-- WRITTEN EXERCISE --
Review the listing and copy each line that holds the word "name".

-- INPUT DATA --
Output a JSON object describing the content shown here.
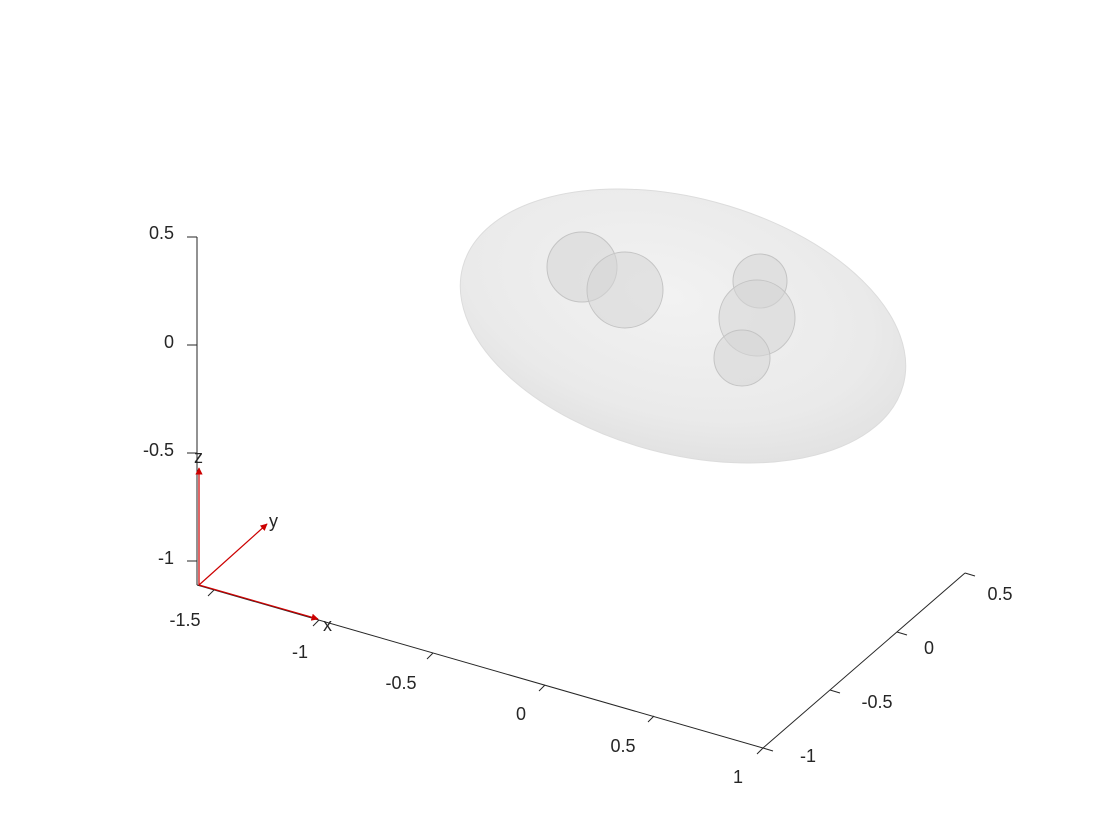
{
  "figure": {
    "type": "3d-surface-plot",
    "shapes": [
      {
        "kind": "ellipsoid",
        "color": "#e6e6e6",
        "opacity": "semi-transparent"
      },
      {
        "kind": "sphere",
        "color": "#d9d9d9",
        "opacity": "semi-transparent"
      },
      {
        "kind": "sphere",
        "color": "#d9d9d9",
        "opacity": "semi-transparent"
      },
      {
        "kind": "sphere",
        "color": "#d9d9d9",
        "opacity": "semi-transparent"
      },
      {
        "kind": "sphere",
        "color": "#d9d9d9",
        "opacity": "semi-transparent"
      },
      {
        "kind": "sphere",
        "color": "#d9d9d9",
        "opacity": "semi-transparent"
      }
    ]
  },
  "axes": {
    "x_ticks": [
      "-1.5",
      "-1",
      "-0.5",
      "0",
      "0.5",
      "1"
    ],
    "y_ticks": [
      "-1",
      "-0.5",
      "0",
      "0.5"
    ],
    "z_ticks": [
      "0.5",
      "0",
      "-0.5",
      "-1"
    ],
    "axis_color": "#262626"
  },
  "triad": {
    "color": "#cc0000",
    "labels": {
      "x": "x",
      "y": "y",
      "z": "z"
    }
  }
}
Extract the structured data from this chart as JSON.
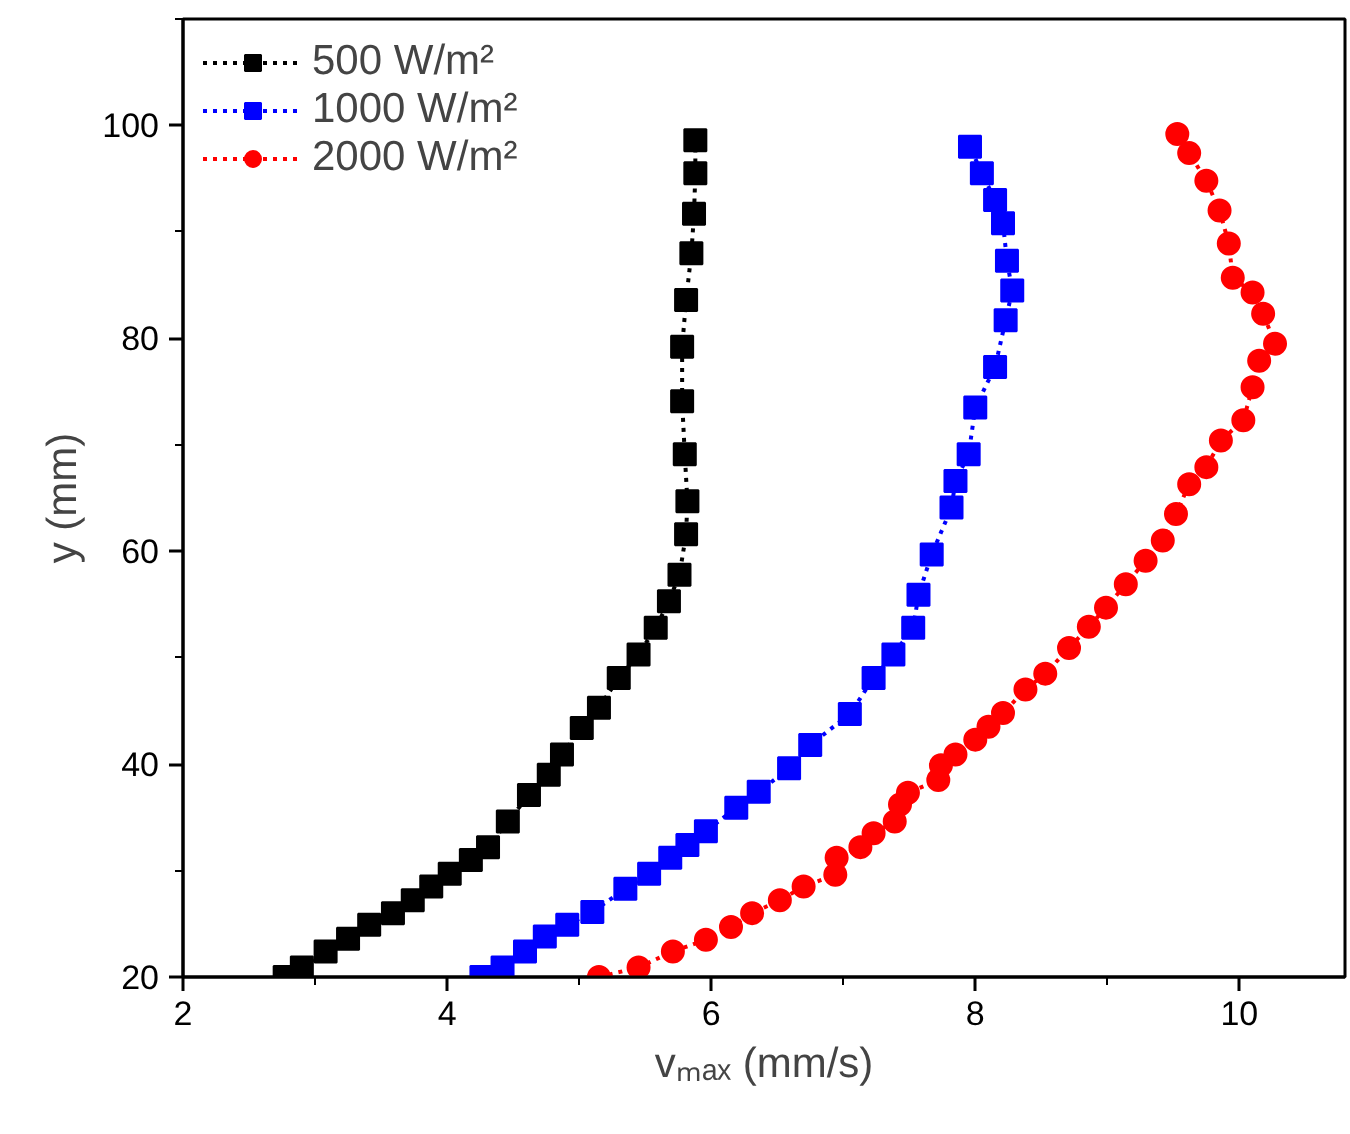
{
  "chart_data": {
    "type": "line",
    "xlabel": "vₘₐₓ (mm/s)",
    "ylabel": "y (mm)",
    "xlim": [
      2,
      10.8
    ],
    "ylim": [
      20,
      110
    ],
    "xticks": [
      2,
      4,
      6,
      8,
      10
    ],
    "yticks": [
      20,
      40,
      60,
      80,
      100
    ],
    "grid": false,
    "legend": "top left",
    "line_style": "dotted",
    "series": [
      {
        "name": "500 W/m²",
        "color": "#000000",
        "marker": "square",
        "x": [
          2.77,
          2.9,
          3.08,
          3.25,
          3.41,
          3.59,
          3.74,
          3.88,
          4.02,
          4.18,
          4.31,
          4.46,
          4.62,
          4.77,
          4.87,
          5.02,
          5.15,
          5.3,
          5.45,
          5.58,
          5.68,
          5.76,
          5.81,
          5.82,
          5.8,
          5.78,
          5.78,
          5.81,
          5.85,
          5.87,
          5.88,
          5.88
        ],
        "values": [
          20,
          20.9,
          22.4,
          23.6,
          24.9,
          26,
          27.2,
          28.5,
          29.7,
          31,
          32.2,
          34.6,
          37.1,
          39,
          40.9,
          43.4,
          45.3,
          48.1,
          50.3,
          52.8,
          55.3,
          57.8,
          61.6,
          64.7,
          69.1,
          74.1,
          79.2,
          83.6,
          88,
          91.7,
          95.5,
          98.6
        ]
      },
      {
        "name": "1000 W/m²",
        "color": "#0000ff",
        "marker": "square",
        "x": [
          4.26,
          4.42,
          4.59,
          4.74,
          4.91,
          5.1,
          5.35,
          5.53,
          5.69,
          5.82,
          5.96,
          6.19,
          6.36,
          6.59,
          6.75,
          7.05,
          7.23,
          7.38,
          7.53,
          7.57,
          7.67,
          7.82,
          7.85,
          7.95,
          8.0,
          8.15,
          8.23,
          8.28,
          8.24,
          8.21,
          8.15,
          8.05,
          7.96
        ],
        "values": [
          20,
          20.9,
          22.4,
          23.8,
          24.9,
          26.1,
          28.3,
          29.7,
          31.2,
          32.4,
          33.7,
          35.9,
          37.4,
          39.6,
          41.8,
          44.7,
          48.1,
          50.3,
          52.8,
          55.9,
          59.7,
          64.1,
          66.6,
          69.1,
          73.5,
          77.3,
          81.7,
          84.5,
          87.3,
          90.8,
          93,
          95.5,
          98
        ]
      },
      {
        "name": "2000 W/m²",
        "color": "#ff0000",
        "marker": "circle",
        "x": [
          5.15,
          5.45,
          5.71,
          5.96,
          6.15,
          6.31,
          6.52,
          6.7,
          6.94,
          6.95,
          7.13,
          7.23,
          7.39,
          7.43,
          7.49,
          7.72,
          7.74,
          7.85,
          8.0,
          8.1,
          8.21,
          8.38,
          8.53,
          8.71,
          8.86,
          8.99,
          9.14,
          9.29,
          9.42,
          9.52,
          9.62,
          9.75,
          9.86,
          10.03,
          10.1,
          10.15,
          10.27,
          10.18,
          10.1,
          9.95,
          9.92,
          9.85,
          9.75,
          9.62,
          9.53
        ],
        "values": [
          20,
          20.9,
          22.4,
          23.5,
          24.7,
          26,
          27.2,
          28.5,
          29.6,
          31.2,
          32.2,
          33.5,
          34.6,
          36.2,
          37.3,
          38.5,
          39.9,
          40.9,
          42.3,
          43.5,
          44.8,
          47,
          48.5,
          50.9,
          52.9,
          54.7,
          56.9,
          59.1,
          61,
          63.5,
          66.3,
          67.9,
          70.4,
          72.3,
          75.4,
          77.9,
          79.5,
          82.3,
          84.3,
          85.7,
          88.9,
          92,
          94.8,
          97.4,
          99.2
        ]
      }
    ]
  }
}
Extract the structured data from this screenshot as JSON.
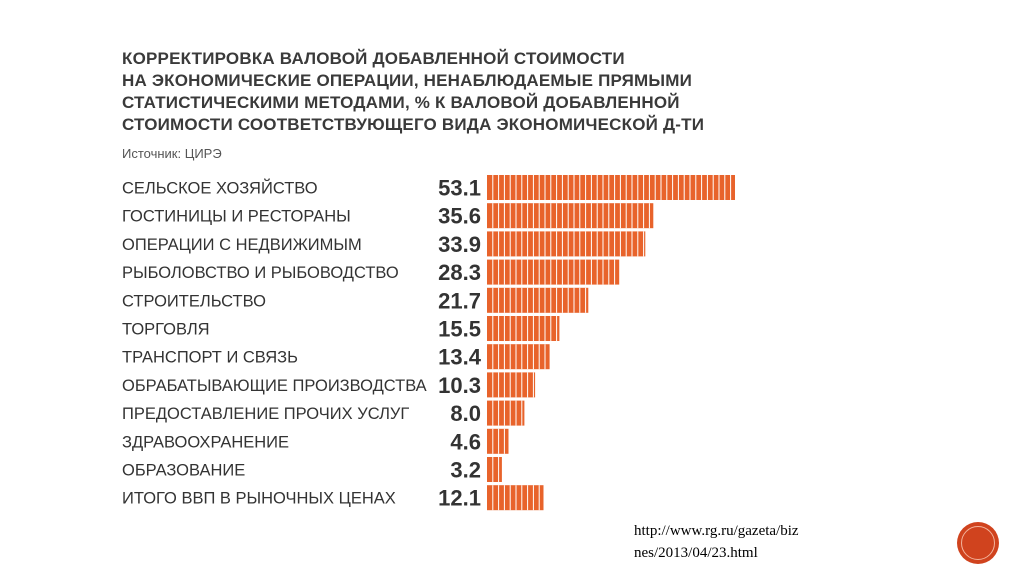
{
  "title_lines": [
    "КОРРЕКТИРОВКА ВАЛОВОЙ ДОБАВЛЕННОЙ СТОИМОСТИ",
    "НА ЭКОНОМИЧЕСКИЕ ОПЕРАЦИИ, НЕНАБЛЮДАЕМЫЕ ПРЯМЫМИ",
    "СТАТИСТИЧЕСКИМИ МЕТОДАМИ, % К ВАЛОВОЙ ДОБАВЛЕННОЙ",
    "СТОИМОСТИ СООТВЕТСТВУЮЩЕГО ВИДА ЭКОНОМИЧЕСКОЙ Д-ТИ"
  ],
  "source": "Источник: ЦИРЭ",
  "url_lines": [
    "http://www.rg.ru/gazeta/biz",
    "nes/2013/04/23.html"
  ],
  "colors": {
    "bar": "#e8632b",
    "segment_line": "#ffffff",
    "label": "#333333",
    "value": "#333333"
  },
  "chart_data": {
    "type": "bar",
    "orientation": "horizontal",
    "categories": [
      "СЕЛЬСКОЕ ХОЗЯЙСТВО",
      "ГОСТИНИЦЫ И РЕСТОРАНЫ",
      "ОПЕРАЦИИ С НЕДВИЖИМЫМ",
      "РЫБОЛОВСТВО И РЫБОВОДСТВО",
      "СТРОИТЕЛЬСТВО",
      "ТОРГОВЛЯ",
      "ТРАНСПОРТ И СВЯЗЬ",
      "ОБРАБАТЫВАЮЩИЕ ПРОИЗВОДСТВА",
      "ПРЕДОСТАВЛЕНИЕ ПРОЧИХ УСЛУГ",
      "ЗДРАВООХРАНЕНИЕ",
      "ОБРАЗОВАНИЕ",
      "ИТОГО ВВП В РЫНОЧНЫХ ЦЕНАХ"
    ],
    "values": [
      53.1,
      35.6,
      33.9,
      28.3,
      21.7,
      15.5,
      13.4,
      10.3,
      8.0,
      4.6,
      3.2,
      12.1
    ],
    "value_labels": [
      "53.1",
      "35.6",
      "33.9",
      "28.3",
      "21.7",
      "15.5",
      "13.4",
      "10.3",
      "8.0",
      "4.6",
      "3.2",
      "12.1"
    ],
    "title": "",
    "xlabel": "",
    "ylabel": "",
    "xlim": [
      0,
      53.1
    ],
    "grid": false,
    "legend": "none"
  }
}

-- PROBLEM SOLUTION --
        "name": "500 W/m²",
        "name": "1000 W/m²",
        "name": "2000 W/m²",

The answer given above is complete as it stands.